* [WHAT YOU HAVE TO DO]:
Reading down the listing below, count the lines where the word "home" shows up, then give only that count.

Entries taken from a collection:
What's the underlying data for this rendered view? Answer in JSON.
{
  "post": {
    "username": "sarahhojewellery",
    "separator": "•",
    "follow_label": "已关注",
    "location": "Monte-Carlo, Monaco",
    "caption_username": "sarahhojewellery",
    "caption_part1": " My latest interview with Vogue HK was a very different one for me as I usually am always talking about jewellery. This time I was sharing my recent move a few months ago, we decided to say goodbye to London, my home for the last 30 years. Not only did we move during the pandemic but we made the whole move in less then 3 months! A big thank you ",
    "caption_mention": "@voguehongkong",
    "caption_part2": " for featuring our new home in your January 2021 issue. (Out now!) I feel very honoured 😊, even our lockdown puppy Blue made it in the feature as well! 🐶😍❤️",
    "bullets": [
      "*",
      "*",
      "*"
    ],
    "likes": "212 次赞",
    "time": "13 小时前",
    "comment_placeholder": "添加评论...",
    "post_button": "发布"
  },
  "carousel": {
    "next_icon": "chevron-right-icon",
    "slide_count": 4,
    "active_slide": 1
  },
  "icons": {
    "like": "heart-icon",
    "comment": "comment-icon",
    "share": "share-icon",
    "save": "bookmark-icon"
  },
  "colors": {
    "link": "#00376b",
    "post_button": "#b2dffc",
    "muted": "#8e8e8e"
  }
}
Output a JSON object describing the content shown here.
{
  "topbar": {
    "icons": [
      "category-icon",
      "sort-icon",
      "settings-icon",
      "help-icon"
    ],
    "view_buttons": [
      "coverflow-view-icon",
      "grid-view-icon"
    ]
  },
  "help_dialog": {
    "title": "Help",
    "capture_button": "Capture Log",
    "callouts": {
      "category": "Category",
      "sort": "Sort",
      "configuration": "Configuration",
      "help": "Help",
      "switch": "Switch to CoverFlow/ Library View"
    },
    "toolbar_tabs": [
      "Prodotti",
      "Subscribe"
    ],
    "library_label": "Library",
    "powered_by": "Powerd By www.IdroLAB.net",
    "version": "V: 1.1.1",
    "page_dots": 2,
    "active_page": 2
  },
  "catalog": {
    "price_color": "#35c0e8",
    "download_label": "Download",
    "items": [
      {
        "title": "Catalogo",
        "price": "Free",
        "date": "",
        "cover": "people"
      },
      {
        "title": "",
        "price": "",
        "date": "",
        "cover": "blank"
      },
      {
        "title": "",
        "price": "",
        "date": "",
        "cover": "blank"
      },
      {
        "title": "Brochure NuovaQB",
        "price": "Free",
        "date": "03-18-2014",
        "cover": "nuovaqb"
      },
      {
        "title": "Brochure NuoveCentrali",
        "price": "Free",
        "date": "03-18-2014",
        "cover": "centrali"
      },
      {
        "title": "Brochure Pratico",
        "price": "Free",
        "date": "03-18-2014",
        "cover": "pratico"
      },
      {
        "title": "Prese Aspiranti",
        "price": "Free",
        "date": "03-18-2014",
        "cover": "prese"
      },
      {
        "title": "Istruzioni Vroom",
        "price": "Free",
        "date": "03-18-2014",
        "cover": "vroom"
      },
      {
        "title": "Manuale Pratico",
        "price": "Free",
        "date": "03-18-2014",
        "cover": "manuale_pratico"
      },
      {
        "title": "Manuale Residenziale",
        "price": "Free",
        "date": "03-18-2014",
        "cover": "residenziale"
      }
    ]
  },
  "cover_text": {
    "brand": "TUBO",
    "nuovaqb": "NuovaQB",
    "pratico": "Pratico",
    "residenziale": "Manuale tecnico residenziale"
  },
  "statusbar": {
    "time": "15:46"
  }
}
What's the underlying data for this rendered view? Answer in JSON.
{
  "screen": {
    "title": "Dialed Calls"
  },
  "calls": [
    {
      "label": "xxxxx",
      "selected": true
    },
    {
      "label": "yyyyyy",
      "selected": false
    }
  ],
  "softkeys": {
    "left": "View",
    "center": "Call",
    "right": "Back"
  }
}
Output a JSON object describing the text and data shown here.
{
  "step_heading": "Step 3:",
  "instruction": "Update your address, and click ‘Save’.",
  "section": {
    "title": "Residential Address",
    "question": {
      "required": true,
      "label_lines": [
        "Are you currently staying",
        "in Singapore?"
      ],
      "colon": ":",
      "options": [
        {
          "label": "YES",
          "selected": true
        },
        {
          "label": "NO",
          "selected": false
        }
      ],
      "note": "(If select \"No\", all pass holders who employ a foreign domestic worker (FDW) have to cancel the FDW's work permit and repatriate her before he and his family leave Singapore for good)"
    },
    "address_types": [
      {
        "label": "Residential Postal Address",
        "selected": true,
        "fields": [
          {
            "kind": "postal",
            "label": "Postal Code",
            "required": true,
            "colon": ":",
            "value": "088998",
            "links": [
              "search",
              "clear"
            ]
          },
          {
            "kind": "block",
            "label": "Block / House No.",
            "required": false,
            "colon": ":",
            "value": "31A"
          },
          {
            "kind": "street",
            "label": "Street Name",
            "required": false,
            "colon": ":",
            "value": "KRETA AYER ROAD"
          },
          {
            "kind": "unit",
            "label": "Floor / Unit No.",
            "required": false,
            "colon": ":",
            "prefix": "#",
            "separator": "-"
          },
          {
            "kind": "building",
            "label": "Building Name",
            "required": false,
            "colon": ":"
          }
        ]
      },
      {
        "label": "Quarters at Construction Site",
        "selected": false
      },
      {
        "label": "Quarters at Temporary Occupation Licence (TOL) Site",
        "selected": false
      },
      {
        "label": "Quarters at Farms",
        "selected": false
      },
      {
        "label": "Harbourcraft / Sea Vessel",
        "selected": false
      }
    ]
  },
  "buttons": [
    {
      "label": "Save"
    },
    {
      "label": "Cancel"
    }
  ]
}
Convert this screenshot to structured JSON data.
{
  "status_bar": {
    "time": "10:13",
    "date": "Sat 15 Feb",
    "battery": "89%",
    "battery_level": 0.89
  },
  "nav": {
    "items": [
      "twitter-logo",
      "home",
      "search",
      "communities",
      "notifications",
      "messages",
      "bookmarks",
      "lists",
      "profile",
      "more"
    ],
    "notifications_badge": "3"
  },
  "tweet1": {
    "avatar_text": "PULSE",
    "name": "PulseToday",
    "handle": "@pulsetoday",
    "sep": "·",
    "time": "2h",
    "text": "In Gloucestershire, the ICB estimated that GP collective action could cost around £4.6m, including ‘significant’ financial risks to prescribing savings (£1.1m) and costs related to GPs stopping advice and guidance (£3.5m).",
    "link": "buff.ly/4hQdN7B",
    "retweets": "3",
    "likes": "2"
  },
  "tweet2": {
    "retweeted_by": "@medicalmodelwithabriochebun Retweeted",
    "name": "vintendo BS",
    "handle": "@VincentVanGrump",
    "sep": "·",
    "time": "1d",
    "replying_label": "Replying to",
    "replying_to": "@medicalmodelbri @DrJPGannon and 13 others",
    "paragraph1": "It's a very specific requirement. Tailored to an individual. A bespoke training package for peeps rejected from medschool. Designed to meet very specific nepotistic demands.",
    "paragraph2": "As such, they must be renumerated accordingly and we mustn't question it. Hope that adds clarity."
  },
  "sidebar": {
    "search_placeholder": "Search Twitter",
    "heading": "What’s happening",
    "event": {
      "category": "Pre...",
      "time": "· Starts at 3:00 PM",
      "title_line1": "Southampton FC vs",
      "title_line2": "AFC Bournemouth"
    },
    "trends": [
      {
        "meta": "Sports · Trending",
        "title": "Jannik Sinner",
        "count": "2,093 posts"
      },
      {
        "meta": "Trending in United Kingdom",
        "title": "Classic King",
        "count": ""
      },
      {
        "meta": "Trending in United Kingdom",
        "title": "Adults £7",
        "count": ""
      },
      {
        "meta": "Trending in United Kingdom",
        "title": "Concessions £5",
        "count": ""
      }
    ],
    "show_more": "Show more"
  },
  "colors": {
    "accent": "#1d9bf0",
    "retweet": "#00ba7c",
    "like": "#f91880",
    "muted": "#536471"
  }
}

* [SOLVED EXERCISE]:
3